Set task
Wherever a line holds the string "Ilmu", copy that line.

Exercise materials
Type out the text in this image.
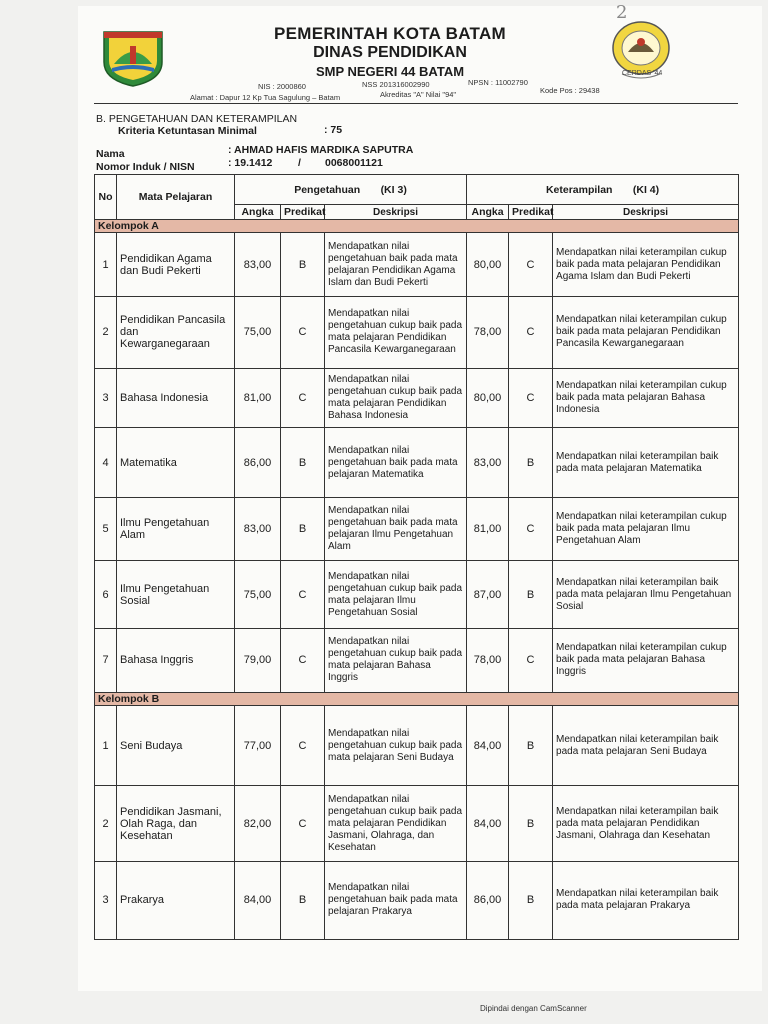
2
CERDAS '44
PEMERINTAH KOTA BATAM
DINAS PENDIDIKAN
SMP NEGERI 44 BATAM
NIS : 2000860	NSS 201316002990	NPSN : 11002790
Alamat : Dapur 12 Kp Tua Sagulung – Batam	Akreditas "A" Nilai "94"	Kode Pos : 29438
B. PENGETAHUAN DAN KETERAMPILAN
Kriteria Ketuntasan Minimal	: 75
Nama	: AHMAD HAFIS MARDIKA SAPUTRA
Nomor Induk / NISN	: 19.1412 / 0068001121
No	Mata Pelajaran	Pengetahuan (KI 3)			Keterampilan (KI 4)		
		Angka	Predikat	Deskripsi	Angka	Predikat	Deskripsi
Kelompok A							
1	Pendidikan Agama dan Budi Pekerti	83,00	B	Mendapatkan nilai pengetahuan baik pada mata pelajaran Pendidikan Agama Islam dan Budi Pekerti	80,00	C	Mendapatkan nilai keterampilan cukup baik pada mata pelajaran Pendidikan Agama Islam dan Budi Pekerti
2	Pendidikan Pancasila dan Kewarganegaraan	75,00	C	Mendapatkan nilai pengetahuan cukup baik pada mata pelajaran Pendidikan Pancasila Kewarganegaraan	78,00	C	Mendapatkan nilai keterampilan cukup baik pada mata pelajaran Pendidikan Pancasila Kewarganegaraan
3	Bahasa Indonesia	81,00	C	Mendapatkan nilai pengetahuan cukup baik pada mata pelajaran Pendidikan Bahasa Indonesia	80,00	C	Mendapatkan nilai keterampilan cukup baik pada mata pelajaran Bahasa Indonesia
4	Matematika	86,00	B	Mendapatkan nilai pengetahuan baik pada mata pelajaran Matematika	83,00	B	Mendapatkan nilai keterampilan baik pada mata pelajaran Matematika
5	Ilmu Pengetahuan Alam	83,00	B	Mendapatkan nilai pengetahuan baik pada mata pelajaran Ilmu Pengetahuan Alam	81,00	C	Mendapatkan nilai keterampilan cukup baik pada mata pelajaran Ilmu Pengetahuan Alam
6	Ilmu Pengetahuan Sosial	75,00	C	Mendapatkan nilai pengetahuan cukup baik pada mata pelajaran Ilmu Pengetahuan Sosial	87,00	B	Mendapatkan nilai keterampilan baik pada mata pelajaran Ilmu Pengetahuan Sosial
7	Bahasa Inggris	79,00	C	Mendapatkan nilai pengetahuan cukup baik pada mata pelajaran Bahasa Inggris	78,00	C	Mendapatkan nilai keterampilan cukup baik pada mata pelajaran Bahasa Inggris
Kelompok B							
1	Seni Budaya	77,00	C	Mendapatkan nilai pengetahuan cukup baik pada mata pelajaran Seni Budaya	84,00	B	Mendapatkan nilai keterampilan baik pada mata pelajaran Seni Budaya
2	Pendidikan Jasmani, Olah Raga, dan Kesehatan	82,00	C	Mendapatkan nilai pengetahuan cukup baik pada mata pelajaran Pendidikan Jasmani, Olahraga, dan Kesehatan	84,00	B	Mendapatkan nilai keterampilan baik pada mata pelajaran Pendidikan Jasmani, Olahraga dan Kesehatan
3	Prakarya	84,00	B	Mendapatkan nilai pengetahuan baik pada mata pelajaran Prakarya	86,00	B	Mendapatkan nilai keterampilan baik pada mata pelajaran Prakarya
Dipindai dengan CamScanner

Finished exercise
5	Ilmu Pengetahuan Alam	83,00	B	Mendapatkan nilai pengetahuan baik pada mata pelajaran Ilmu Pengetahuan Alam	81,00	C	Mendapatkan nilai keterampilan cukup baik pada mata pelajaran Ilmu Pengetahuan Alam
6	Ilmu Pengetahuan Sosial	75,00	C	Mendapatkan nilai pengetahuan cukup baik pada mata pelajaran Ilmu Pengetahuan Sosial	87,00	B	Mendapatkan nilai keterampilan baik pada mata pelajaran Ilmu Pengetahuan Sosial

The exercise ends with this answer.